◆ **Short exercise**
Find every line in the entries below that contains the string "Phaeodactylum", matching case exactly, and copy each of those lines.

———

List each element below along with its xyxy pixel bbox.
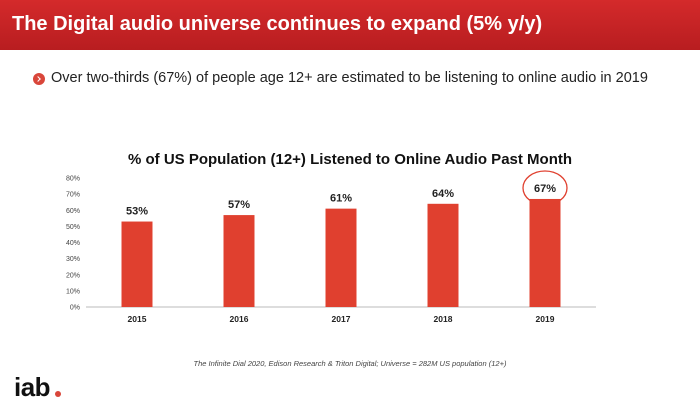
x-tick-label-2015: 2015 [128, 314, 147, 324]
bullet-arrow-icon [33, 73, 45, 85]
data-label-2015: 53% [126, 206, 148, 218]
header-banner: The Digital audio universe continues to … [0, 0, 700, 50]
key-finding-text: Over two-thirds (67%) of people age 12+ … [51, 70, 648, 86]
data-label-2016: 57% [228, 199, 250, 211]
y-tick-label: 60% [66, 208, 80, 215]
y-tick-label: 70% [66, 192, 80, 199]
x-tick-label-2016: 2016 [230, 314, 249, 324]
bar-2017 [325, 208, 357, 307]
source-note: The Infinite Dial 2020, Edison Research … [193, 359, 507, 368]
data-label-2018: 64% [432, 188, 454, 200]
bar-2016 [223, 215, 255, 307]
data-label-2017: 61% [330, 193, 352, 205]
y-tick-label: 0% [70, 305, 80, 312]
y-tick-label: 30% [66, 256, 80, 263]
y-tick-label: 10% [66, 288, 80, 295]
chart-title: % of US Population (12+) Listened to Onl… [127, 151, 573, 168]
highlight-circle [522, 170, 568, 206]
y-tick-label: 80% [66, 176, 80, 183]
x-tick-label-2017: 2017 [332, 314, 351, 324]
x-tick-label-2019: 2019 [536, 314, 555, 324]
y-tick-label: 40% [66, 240, 80, 247]
data-label-2019: 67% [534, 183, 556, 195]
page-title: The Digital audio universe continues to … [12, 13, 543, 35]
iab-logo: iab [14, 372, 51, 402]
bar-2018 [427, 203, 459, 307]
x-tick-label-2018: 2018 [434, 314, 453, 324]
y-tick-label: 20% [66, 272, 80, 279]
bar-2019 [529, 198, 561, 307]
bar-2015 [121, 221, 153, 307]
y-tick-label: 50% [66, 224, 80, 231]
logo-dot [55, 391, 61, 397]
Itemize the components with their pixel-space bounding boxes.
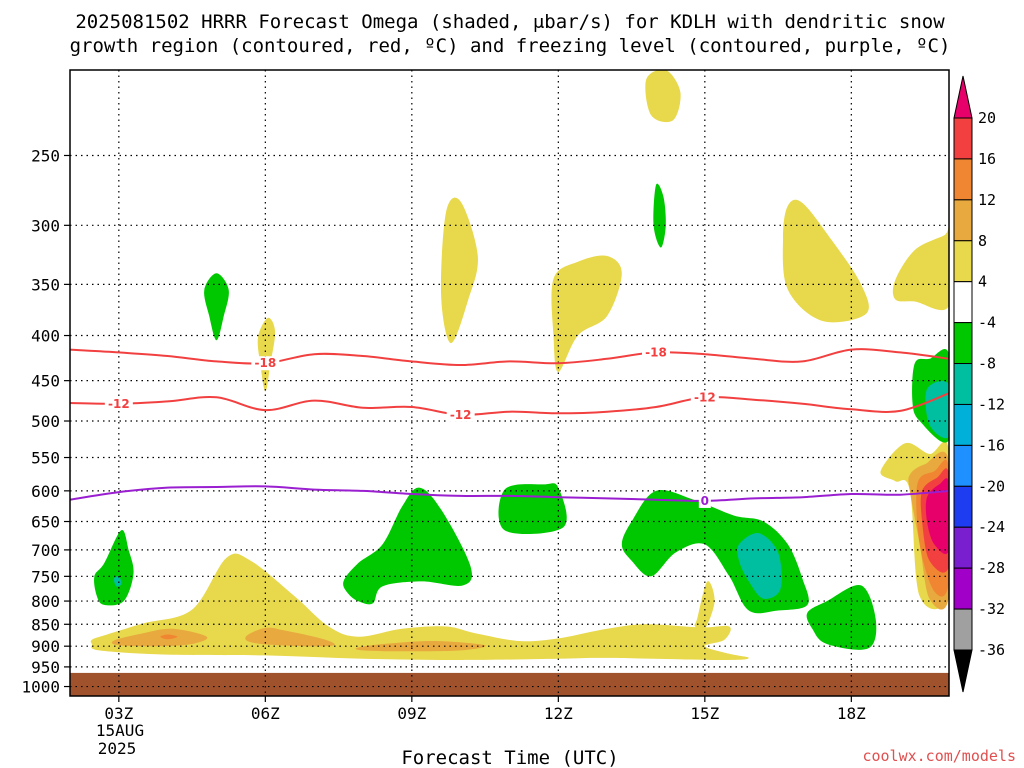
contour-line--12 xyxy=(70,392,949,416)
y-tick-label: 600 xyxy=(31,482,60,501)
omega-region-pos4 xyxy=(892,226,949,311)
contour-lines: -18 -18 -12 -12 -12 0 xyxy=(70,345,949,508)
omega-region-neg4 xyxy=(653,183,666,248)
y-tick-label: 500 xyxy=(31,412,60,431)
contour-label-bg xyxy=(251,356,280,371)
omega-region-pos12 xyxy=(160,634,178,640)
terrain-ground xyxy=(70,672,949,696)
plot-frame xyxy=(69,69,950,697)
y-tick-label: 750 xyxy=(31,567,60,586)
y-tick-label: 950 xyxy=(31,658,60,677)
colorbar-swatch xyxy=(953,281,973,324)
colorbar-label: -16 xyxy=(978,436,1005,454)
colorbar-label: -28 xyxy=(978,559,1005,577)
omega-region-neg4 xyxy=(204,273,229,341)
y-tick-label: 900 xyxy=(31,637,60,656)
y-tick-label: 550 xyxy=(31,449,60,468)
x-tick-label: 15Z xyxy=(690,704,719,723)
x-date-line2: 2025 xyxy=(98,739,137,758)
contour-label: -12 xyxy=(108,397,130,411)
colorbar-swatch xyxy=(953,444,973,487)
y-tick-label: 650 xyxy=(31,513,60,532)
colorbar-top-arrow xyxy=(953,75,973,119)
y-tick-label: 800 xyxy=(31,592,60,611)
omega-region-pos4 xyxy=(440,197,478,344)
contour-label: -12 xyxy=(450,408,472,422)
colorbar-swatch xyxy=(953,240,973,283)
y-tick-label: 400 xyxy=(31,327,60,346)
omega-region-pos8 xyxy=(245,627,335,647)
contour-label-bg xyxy=(104,396,133,411)
colorbar-swatch xyxy=(953,567,973,610)
colorbar-swatch xyxy=(953,322,973,365)
y-tick-label: 700 xyxy=(31,541,60,560)
colorbar-label: -12 xyxy=(978,395,1005,413)
credit-link[interactable]: coolwx.com/models xyxy=(862,747,1016,765)
colorbar-label: 4 xyxy=(978,273,987,291)
contour-label: -18 xyxy=(645,345,667,359)
omega-region-neg4 xyxy=(94,530,134,606)
contour-label: -12 xyxy=(694,390,716,404)
contour-label: 0 xyxy=(701,494,709,508)
omega-region-neg8 xyxy=(737,532,782,599)
omega-region-pos4 xyxy=(257,317,276,392)
omega-region-pos8 xyxy=(355,640,486,652)
contour-line--18 xyxy=(70,348,949,367)
omega-region-pos4 xyxy=(645,70,681,123)
x-date-line1: 15AUG xyxy=(96,721,144,740)
y-tick-label: 350 xyxy=(31,275,60,294)
omega-region-pos4 xyxy=(694,581,715,631)
x-tick-label: 09Z xyxy=(397,704,426,723)
colorbar-bottom-arrow xyxy=(953,649,973,693)
omega-region-pos4 xyxy=(782,199,869,323)
colorbar-swatch xyxy=(953,485,973,528)
contour-label-bg xyxy=(446,407,475,422)
colorbar-swatch xyxy=(953,403,973,446)
y-tick-label: 850 xyxy=(31,615,60,634)
colorbar-label: 8 xyxy=(978,232,987,250)
y-axis: 250 300 350 400 450 500 550 600 650 700 750 800 850 9… xyxy=(21,146,70,697)
colorbar-swatch xyxy=(953,608,973,651)
contour-label-bg xyxy=(698,493,711,508)
x-tick-label: 12Z xyxy=(544,704,573,723)
chart-title-line2: growth region (contoured, red, ºC) and f… xyxy=(70,35,951,57)
omega-region-neg4 xyxy=(343,487,472,605)
y-tick-label: 1000 xyxy=(21,678,60,697)
y-tick-label: 250 xyxy=(31,146,60,165)
colorbar-swatch xyxy=(953,158,973,201)
omega-region-pos20 xyxy=(925,478,949,555)
colorbar-swatch xyxy=(953,117,973,160)
contour-line-0 xyxy=(70,485,949,502)
contour-label: -18 xyxy=(254,356,276,370)
colorbar-label: -32 xyxy=(978,600,1005,618)
x-tick-label: 03Z xyxy=(104,704,133,723)
grid xyxy=(70,70,949,696)
y-tick-label: 450 xyxy=(31,372,60,391)
colorbar-label: 12 xyxy=(978,191,996,209)
contour-label-bg xyxy=(690,390,719,405)
x-tick-label: 06Z xyxy=(251,704,280,723)
colorbar-label: -36 xyxy=(978,641,1005,659)
y-tick-label: 300 xyxy=(31,216,60,235)
x-axis-label: Forecast Time (UTC) xyxy=(401,747,618,768)
colorbar-label: -24 xyxy=(978,518,1005,536)
colorbar-swatch xyxy=(953,526,973,569)
colorbar-swatch xyxy=(953,199,973,242)
omega-region-pos8 xyxy=(111,628,208,647)
colorbar-label: -20 xyxy=(978,477,1005,495)
colorbar-swatch xyxy=(953,363,973,405)
omega-region-neg8 xyxy=(113,576,122,587)
x-axis: 03Z 06Z 09Z 12Z 15Z 18Z xyxy=(104,696,866,723)
colorbar-label: 20 xyxy=(978,109,996,127)
contour-label-bg xyxy=(642,345,670,360)
omega-shading xyxy=(90,70,949,660)
colorbar: 20 16 12 8 4 -4 -8 -12 -16 -20 -24 -28 -32 -36 xyxy=(953,75,1005,693)
colorbar-label: 16 xyxy=(978,150,996,168)
colorbar-label: -8 xyxy=(978,355,996,373)
omega-region-neg4 xyxy=(806,584,877,650)
colorbar-label: -4 xyxy=(978,314,996,332)
x-tick-label: 18Z xyxy=(837,704,866,723)
chart-title-line1: 2025081502 HRRR Forecast Omega (shaded, … xyxy=(75,11,945,33)
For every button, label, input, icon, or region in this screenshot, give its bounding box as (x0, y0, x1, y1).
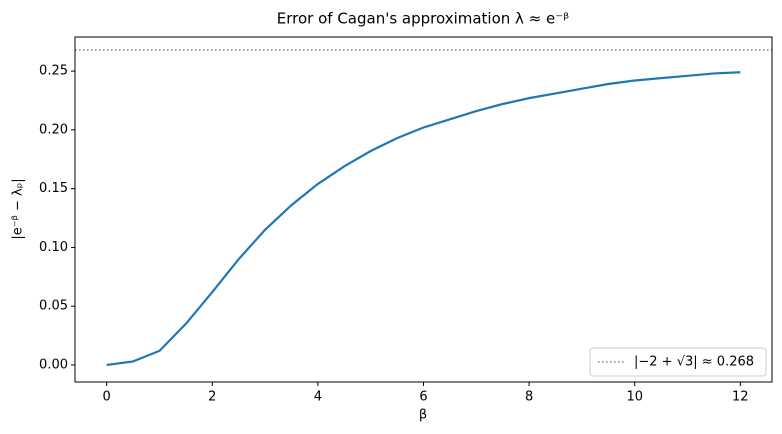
x-tick-label: 10 (626, 390, 643, 405)
x-tick-label: 6 (419, 390, 427, 405)
chart-title: Error of Cagan's approximation λ ≈ e⁻ᵝ (277, 10, 569, 28)
y-tick-label: 0.00 (39, 357, 68, 372)
y-tick-label: 0.05 (39, 299, 68, 314)
plot-frame (74, 36, 773, 383)
x-tick-label: 0 (103, 390, 111, 405)
legend-box (589, 347, 767, 377)
x-tick-label: 2 (208, 390, 216, 405)
x-tick-label: 12 (732, 390, 749, 405)
x-axis-label: β (419, 408, 427, 423)
legend-label: |−2 + √3| ≈ 0.268 (634, 355, 754, 370)
y-tick-label: 0.10 (39, 240, 68, 255)
y-tick-label: 0.25 (39, 64, 68, 79)
y-tick-label: 0.20 (39, 122, 68, 137)
x-tick-label: 4 (314, 390, 322, 405)
line-series (106, 71, 741, 367)
y-axis-label: |e⁻ᵝ − λₚ| (11, 178, 26, 239)
x-tick-label: 8 (525, 390, 533, 405)
y-tick-label: 0.15 (39, 181, 68, 196)
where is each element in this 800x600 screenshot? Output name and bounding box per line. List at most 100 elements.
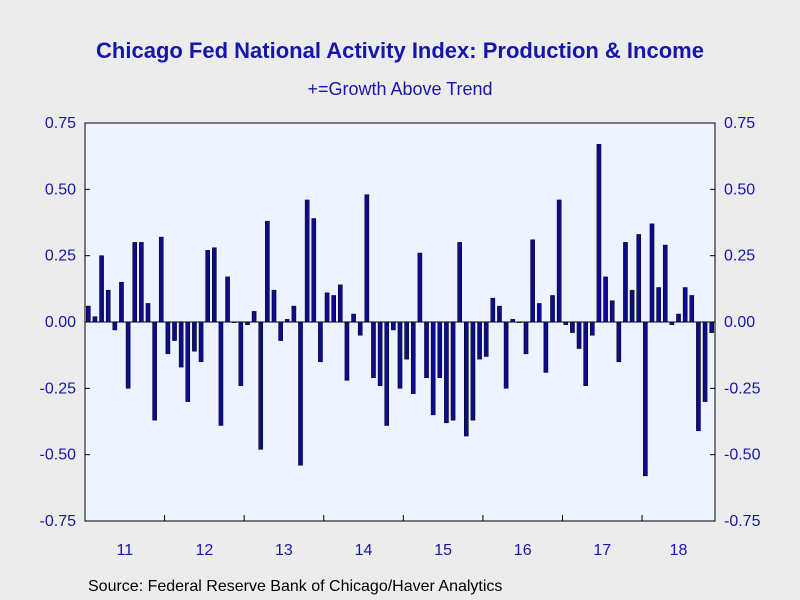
- bar: [231, 321, 237, 323]
- y-tick-label-left: 0.75: [45, 115, 76, 132]
- chart-title: Chicago Fed National Activity Index: Pro…: [96, 38, 704, 63]
- x-tick-label: 17: [593, 542, 611, 559]
- bar: [530, 239, 535, 323]
- bar: [497, 305, 502, 323]
- bar: [590, 321, 595, 336]
- bar: [517, 321, 522, 323]
- bar: [278, 321, 283, 341]
- bars: [86, 143, 714, 477]
- bar: [457, 242, 462, 323]
- bar: [338, 284, 343, 323]
- bar: [417, 252, 423, 323]
- bar: [172, 321, 177, 341]
- bar: [152, 321, 157, 421]
- bar: [523, 321, 529, 355]
- y-tick-label-right: 0.75: [724, 115, 755, 132]
- bar: [205, 250, 210, 323]
- y-tick-label-right: 0.25: [724, 248, 755, 265]
- bar: [198, 321, 204, 363]
- bar: [139, 242, 144, 323]
- y-tick-label-right: -0.75: [724, 513, 761, 530]
- x-tick-label: 13: [275, 542, 293, 559]
- bar: [105, 289, 111, 323]
- bar: [437, 321, 443, 378]
- x-axis: 11 12 13 14 15 16 17 18: [116, 515, 688, 559]
- bar: [563, 321, 569, 325]
- bar: [271, 289, 277, 323]
- bar: [384, 321, 390, 426]
- bar: [371, 321, 376, 378]
- bar: [265, 220, 270, 323]
- bar: [510, 319, 516, 323]
- bar: [218, 321, 224, 426]
- bar: [550, 295, 555, 323]
- bar: [92, 316, 98, 323]
- bar: [576, 321, 582, 349]
- y-tick-label-left: 0.50: [45, 181, 76, 198]
- x-tick-label: 15: [434, 542, 452, 559]
- bar: [112, 321, 118, 331]
- y-tick-label-right: 0.00: [724, 314, 755, 331]
- bar: [444, 321, 449, 424]
- bar: [304, 199, 310, 323]
- bar: [178, 321, 184, 368]
- bar: [311, 218, 317, 323]
- bar: [364, 194, 370, 323]
- y-tick-label-left: -0.25: [40, 380, 77, 397]
- x-tick-label: 12: [196, 542, 214, 559]
- y-tick-label-left: 0.25: [45, 248, 76, 265]
- bar: [623, 242, 628, 323]
- bar: [391, 321, 396, 331]
- bar: [185, 321, 191, 402]
- bar: [696, 321, 701, 432]
- bar: [404, 321, 409, 360]
- bar: [291, 305, 297, 323]
- bar: [284, 319, 290, 323]
- bar: [298, 321, 303, 466]
- bar: [165, 321, 171, 355]
- bar: [669, 321, 675, 325]
- bar: [86, 305, 91, 323]
- bar: [410, 321, 416, 394]
- bar: [570, 321, 575, 333]
- bar: [583, 321, 588, 386]
- y-tick-label-left: 0.00: [45, 314, 76, 331]
- y-tick-label-right: 0.50: [724, 181, 755, 198]
- bar: [251, 311, 257, 323]
- bar: [689, 295, 695, 323]
- bar: [629, 289, 635, 323]
- x-tick-label: 14: [355, 542, 373, 559]
- bar: [556, 199, 562, 323]
- bar: [483, 321, 489, 357]
- y-axis-right: 0.75 0.50 0.25 0.00 -0.25 -0.50 -0.75: [710, 115, 761, 530]
- y-tick-label-right: -0.25: [724, 380, 761, 397]
- bar: [490, 297, 496, 323]
- bar: [450, 321, 456, 421]
- bar: [192, 321, 197, 352]
- bar: [245, 321, 250, 325]
- bar: [99, 255, 104, 323]
- bar: [225, 276, 230, 323]
- bar: [676, 313, 681, 323]
- bar: [132, 242, 138, 323]
- bar: [643, 321, 648, 477]
- bar: [636, 234, 642, 323]
- bar: [536, 303, 542, 323]
- bar: [609, 300, 615, 323]
- bar: [424, 321, 429, 378]
- bar: [351, 313, 356, 323]
- bar: [616, 321, 622, 363]
- source-note: Source: Federal Reserve Bank of Chicago/…: [88, 578, 503, 595]
- bar: [477, 321, 482, 360]
- bar: [212, 247, 217, 323]
- bar: [649, 223, 655, 323]
- bar: [125, 321, 131, 389]
- bar: [158, 236, 164, 323]
- y-tick-label-left: -0.75: [40, 513, 77, 530]
- y-axis-left: 0.75 0.50 0.25 0.00 -0.25 -0.50 -0.75: [40, 115, 90, 530]
- bar: [603, 276, 608, 323]
- bar: [397, 321, 403, 389]
- x-tick-label: 11: [116, 542, 133, 559]
- bar: [324, 292, 330, 323]
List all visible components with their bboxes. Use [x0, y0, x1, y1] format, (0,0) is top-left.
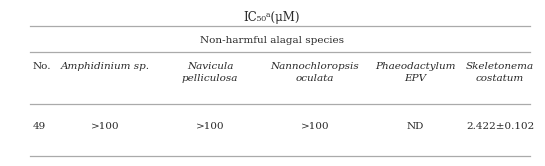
Text: IC₅₀ᵃ(μM): IC₅₀ᵃ(μM) [244, 11, 300, 24]
Text: 49: 49 [33, 122, 46, 131]
Text: Navicula
pelliculosa: Navicula pelliculosa [182, 62, 238, 83]
Text: Nannochloropsis
oculata: Nannochloropsis oculata [271, 62, 359, 83]
Text: Skeletonema
costatum: Skeletonema costatum [466, 62, 534, 83]
Text: ND: ND [407, 122, 423, 131]
Text: >100: >100 [90, 122, 119, 131]
Text: Amphidinium sp.: Amphidinium sp. [60, 62, 149, 71]
Text: >100: >100 [301, 122, 329, 131]
Text: Phaeodactylum
EPV: Phaeodactylum EPV [375, 62, 455, 83]
Text: 2.422±0.102: 2.422±0.102 [466, 122, 534, 131]
Text: No.: No. [33, 62, 51, 71]
Text: >100: >100 [196, 122, 225, 131]
Text: Non-harmful alagal species: Non-harmful alagal species [200, 36, 344, 45]
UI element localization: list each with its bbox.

———

◆ **Exercise result**
Text: Phaeodactylum
EPV: Phaeodactylum EPV [375, 62, 455, 83]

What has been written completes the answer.